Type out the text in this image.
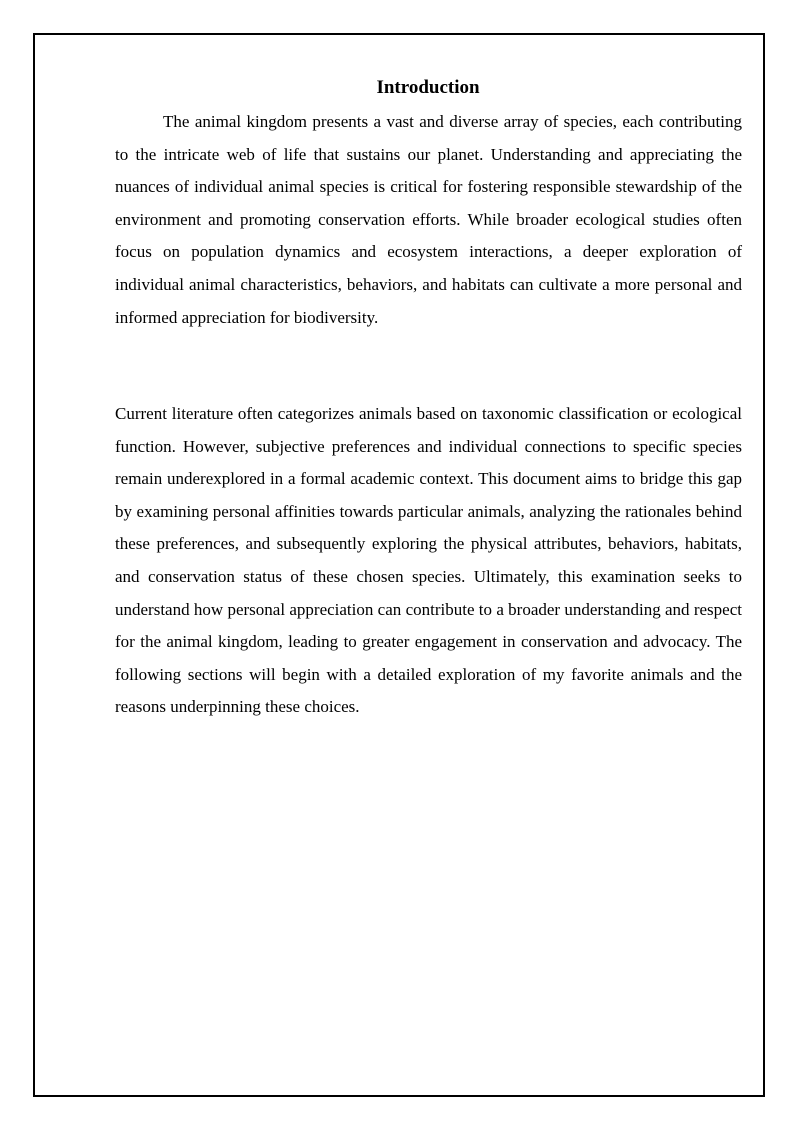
Introduction

The animal kingdom presents a vast and diverse array of species, each contributing to the intricate web of life that sustains our planet. Understanding and appreciating the nuances of individual animal species is critical for fostering responsible stewardship of the environment and promoting conservation efforts. While broader ecological studies often focus on population dynamics and ecosystem interactions, a deeper exploration of individual animal characteristics, behaviors, and habitats can cultivate a more personal and informed appreciation for biodiversity.

Current literature often categorizes animals based on taxonomic classification or ecological function. However, subjective preferences and individual connections to specific species remain underexplored in a formal academic context. This document aims to bridge this gap by examining personal affinities towards particular animals, analyzing the rationales behind these preferences, and subsequently exploring the physical attributes, behaviors, habitats, and conservation status of these chosen species. Ultimately, this examination seeks to understand how personal appreciation can contribute to a broader understanding and respect for the animal kingdom, leading to greater engagement in conservation and advocacy. The following sections will begin with a detailed exploration of my favorite animals and the reasons underpinning these choices.
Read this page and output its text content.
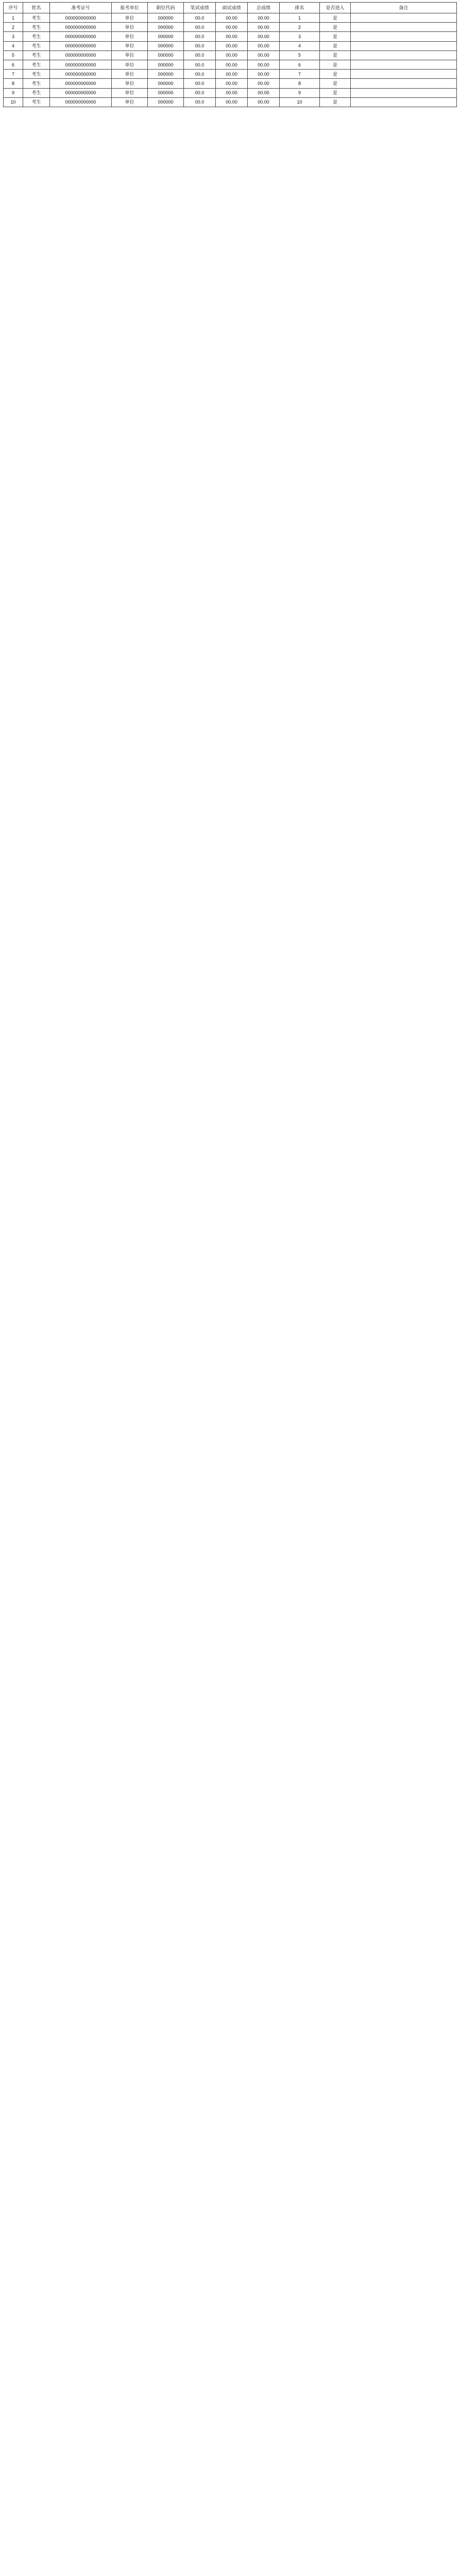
序号	姓名	准考证号	报考单位	职位代码	笔试成绩	面试成绩	总成绩	排名	是否进入	备注
1	考生	000000000000	单位	000000	00.0	00.00	00.00	1	是	
2	考生	000000000000	单位	000000	00.0	00.00	00.00	2	是	
3	考生	000000000000	单位	000000	00.0	00.00	00.00	3	是	
4	考生	000000000000	单位	000000	00.0	00.00	00.00	4	是	
5	考生	000000000000	单位	000000	00.0	00.00	00.00	5	是	
6	考生	000000000000	单位	000000	00.0	00.00	00.00	6	是	
7	考生	000000000000	单位	000000	00.0	00.00	00.00	7	是	
8	考生	000000000000	单位	000000	00.0	00.00	00.00	8	是	
9	考生	000000000000	单位	000000	00.0	00.00	00.00	9	是	
10	考生	000000000000	单位	000000	00.0	00.00	00.00	10	是	
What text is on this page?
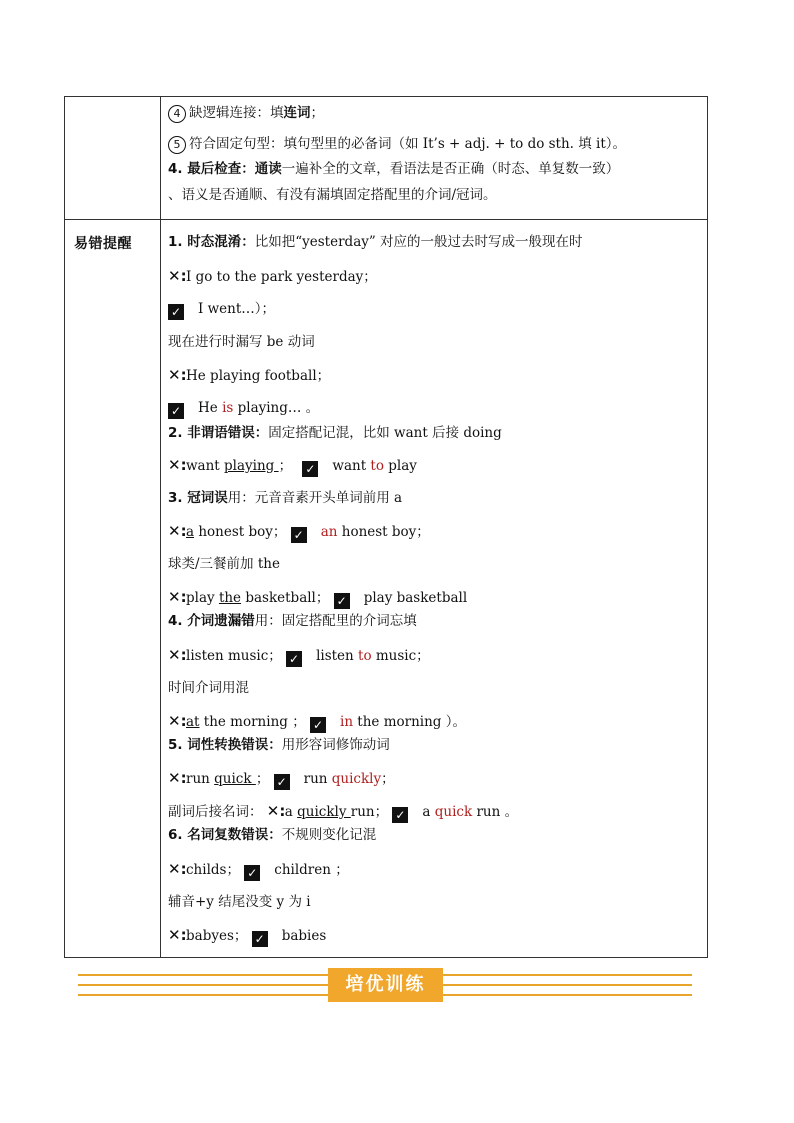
易错提醒
4 缺逻辑连接：填连词；
5 符合固定句型：填句型里的必备词（如 It’s + adj. + to do sth. 填 it）。
4. 最后检查：通读一遍补全的文章，看语法是否正确（时态、单复数一致）
、语义是否通顺、有没有漏填固定搭配里的介词/冠词。
1. 时态混淆：比如把“yesterday” 对应的一般过去时写成一般现在时
✕:I go to the park yesterday；
✓ I went…）；
现在进行时漏写 be 动词
✕:He playing football；
✓ He is playing… 。
2. 非谓语错误：固定搭配记混，比如 want 后接 doing
✕:want playing ； ✓ want to play
3. 冠词误用：元音音素开头单词前用 a
✕:a honest boy； ✓ an honest boy；
球类/三餐前加 the
✕:play the basketball； ✓ play basketball
4. 介词遗漏错用：固定搭配里的介词忘填
✕:listen music； ✓ listen to music；
时间介词用混
✕:at the morning ； ✓ in the morning ）。
5. 词性转换错误：用形容词修饰动词
✕:run quick ； ✓ run quickly；
副词后接名词： ✕:a quickly run； ✓ a quick run 。
6. 名词复数错误：不规则变化记混
✕:childs； ✓ children ；
辅音+y 结尾没变 y 为 i
✕:babyes； ✓ babies
培优训练
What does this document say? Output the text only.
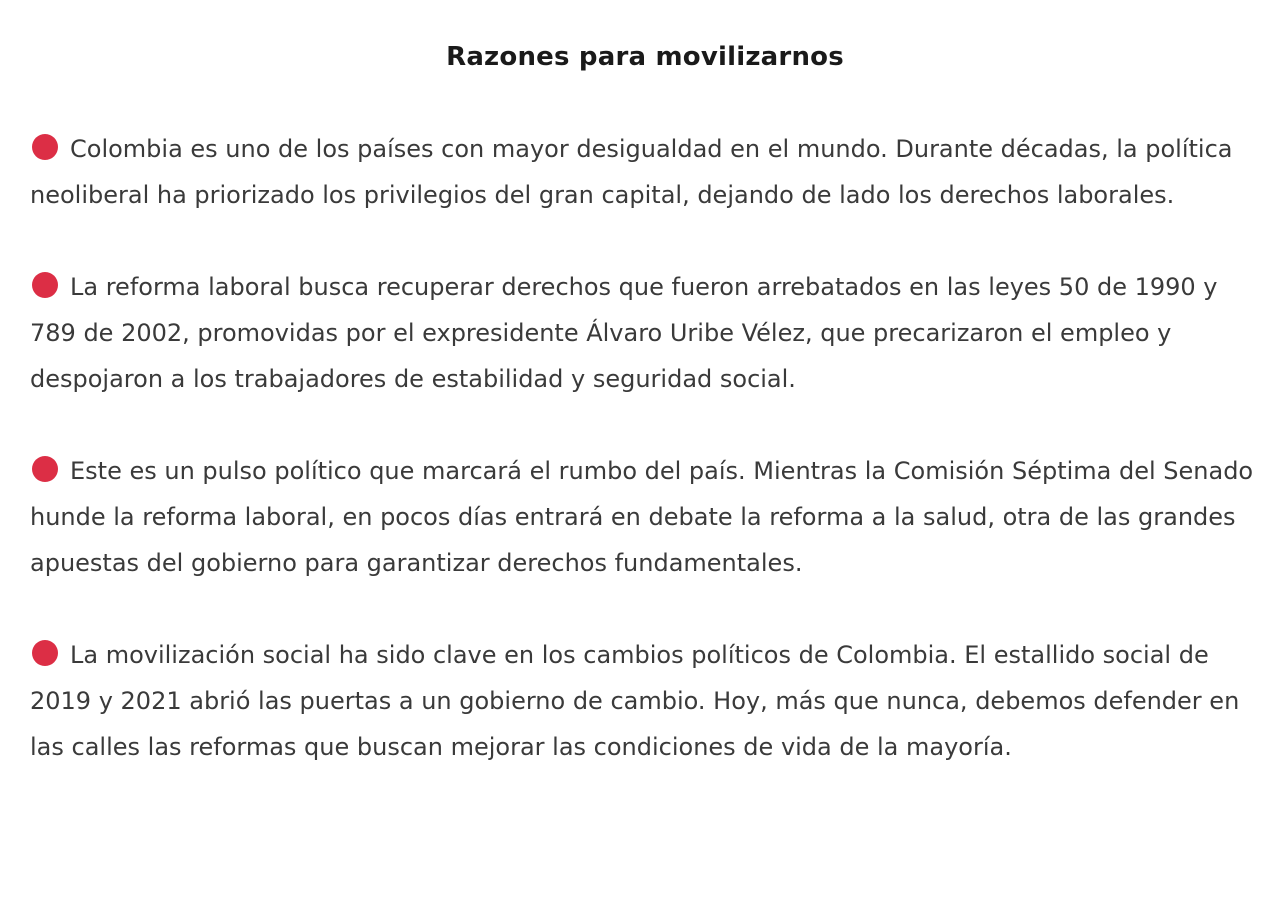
Razones para movilizarnos
Colombia es uno de los países con mayor desigualdad en el mundo. Durante décadas, la política neoliberal ha priorizado los privilegios del gran capital, dejando de lado los derechos laborales.
La reforma laboral busca recuperar derechos que fueron arrebatados en las leyes 50 de 1990 y 789 de 2002, promovidas por el expresidente Álvaro Uribe Vélez, que precarizaron el empleo y despojaron a los trabajadores de estabilidad y seguridad social.
Este es un pulso político que marcará el rumbo del país. Mientras la Comisión Séptima del Senado hunde la reforma laboral, en pocos días entrará en debate la reforma a la salud, otra de las grandes apuestas del gobierno para garantizar derechos fundamentales.
La movilización social ha sido clave en los cambios políticos de Colombia. El estallido social de 2019 y 2021 abrió las puertas a un gobierno de cambio. Hoy, más que nunca, debemos defender en las calles las reformas que buscan mejorar las condiciones de vida de la mayoría.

..............................

■ **The task**
Copy every line of the listing that includes the string "para".

■ **Answer in full**
Razones para movilizarnos
Este es un pulso político que marcará el rumbo del país. Mientras la Comisión Séptima del Senado hunde la reforma laboral, en pocos días entrará en debate la reforma a la salud, otra de las grandes apuestas del gobierno para garantizar derechos fundamentales.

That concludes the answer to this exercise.